BEGIN Raw records
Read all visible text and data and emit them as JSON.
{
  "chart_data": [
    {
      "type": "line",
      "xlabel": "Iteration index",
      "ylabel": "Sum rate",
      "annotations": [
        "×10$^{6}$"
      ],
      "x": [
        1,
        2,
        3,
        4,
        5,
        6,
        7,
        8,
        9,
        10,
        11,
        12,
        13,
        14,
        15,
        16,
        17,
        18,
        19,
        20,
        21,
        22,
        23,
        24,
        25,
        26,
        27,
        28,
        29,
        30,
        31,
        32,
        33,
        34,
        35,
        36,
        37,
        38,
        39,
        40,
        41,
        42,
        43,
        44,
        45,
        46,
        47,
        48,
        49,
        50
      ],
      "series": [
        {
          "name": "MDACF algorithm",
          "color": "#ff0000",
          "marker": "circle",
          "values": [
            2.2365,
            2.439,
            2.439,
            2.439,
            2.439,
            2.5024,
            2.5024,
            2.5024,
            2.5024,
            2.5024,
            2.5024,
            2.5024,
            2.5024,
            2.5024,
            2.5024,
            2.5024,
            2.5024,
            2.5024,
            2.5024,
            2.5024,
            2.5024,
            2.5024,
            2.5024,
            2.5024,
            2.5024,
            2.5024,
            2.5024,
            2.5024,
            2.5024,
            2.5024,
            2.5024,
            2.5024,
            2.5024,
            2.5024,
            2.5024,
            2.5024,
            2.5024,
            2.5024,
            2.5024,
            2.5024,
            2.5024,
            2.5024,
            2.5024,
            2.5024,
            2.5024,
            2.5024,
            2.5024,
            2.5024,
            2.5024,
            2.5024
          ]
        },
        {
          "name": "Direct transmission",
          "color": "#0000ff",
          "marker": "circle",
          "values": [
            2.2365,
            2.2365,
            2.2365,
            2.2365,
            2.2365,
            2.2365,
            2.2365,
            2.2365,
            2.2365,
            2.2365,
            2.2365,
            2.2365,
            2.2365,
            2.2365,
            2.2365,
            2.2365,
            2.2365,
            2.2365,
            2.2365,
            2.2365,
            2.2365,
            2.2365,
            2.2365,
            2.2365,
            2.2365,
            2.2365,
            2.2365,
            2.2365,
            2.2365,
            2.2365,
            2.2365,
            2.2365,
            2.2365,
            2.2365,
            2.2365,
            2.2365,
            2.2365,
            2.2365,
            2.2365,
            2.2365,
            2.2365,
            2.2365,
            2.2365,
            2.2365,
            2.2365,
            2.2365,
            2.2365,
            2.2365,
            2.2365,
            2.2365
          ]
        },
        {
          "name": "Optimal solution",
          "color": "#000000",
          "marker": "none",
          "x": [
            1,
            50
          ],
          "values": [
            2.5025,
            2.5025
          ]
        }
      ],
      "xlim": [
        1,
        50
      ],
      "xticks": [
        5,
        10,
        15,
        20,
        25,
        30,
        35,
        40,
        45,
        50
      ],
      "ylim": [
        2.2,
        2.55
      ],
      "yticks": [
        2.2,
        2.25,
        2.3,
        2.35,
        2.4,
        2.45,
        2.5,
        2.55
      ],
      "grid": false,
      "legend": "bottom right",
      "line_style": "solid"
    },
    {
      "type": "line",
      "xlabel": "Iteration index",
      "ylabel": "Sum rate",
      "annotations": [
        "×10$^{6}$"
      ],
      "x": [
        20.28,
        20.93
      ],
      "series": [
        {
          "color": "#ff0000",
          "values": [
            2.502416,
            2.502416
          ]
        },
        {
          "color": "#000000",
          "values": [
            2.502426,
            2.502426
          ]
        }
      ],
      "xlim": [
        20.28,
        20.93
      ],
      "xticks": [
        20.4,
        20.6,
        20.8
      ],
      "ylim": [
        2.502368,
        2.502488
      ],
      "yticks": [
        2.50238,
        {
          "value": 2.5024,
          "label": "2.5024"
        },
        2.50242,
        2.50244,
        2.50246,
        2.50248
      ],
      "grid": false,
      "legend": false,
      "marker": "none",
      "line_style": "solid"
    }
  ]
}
END Raw records
**Task statement:** Copy out every line of the data that includes the word "marker".

**Exercise solution:**
          "marker": "circle",
          "marker": "circle",
          "marker": "none",
      "marker": "none",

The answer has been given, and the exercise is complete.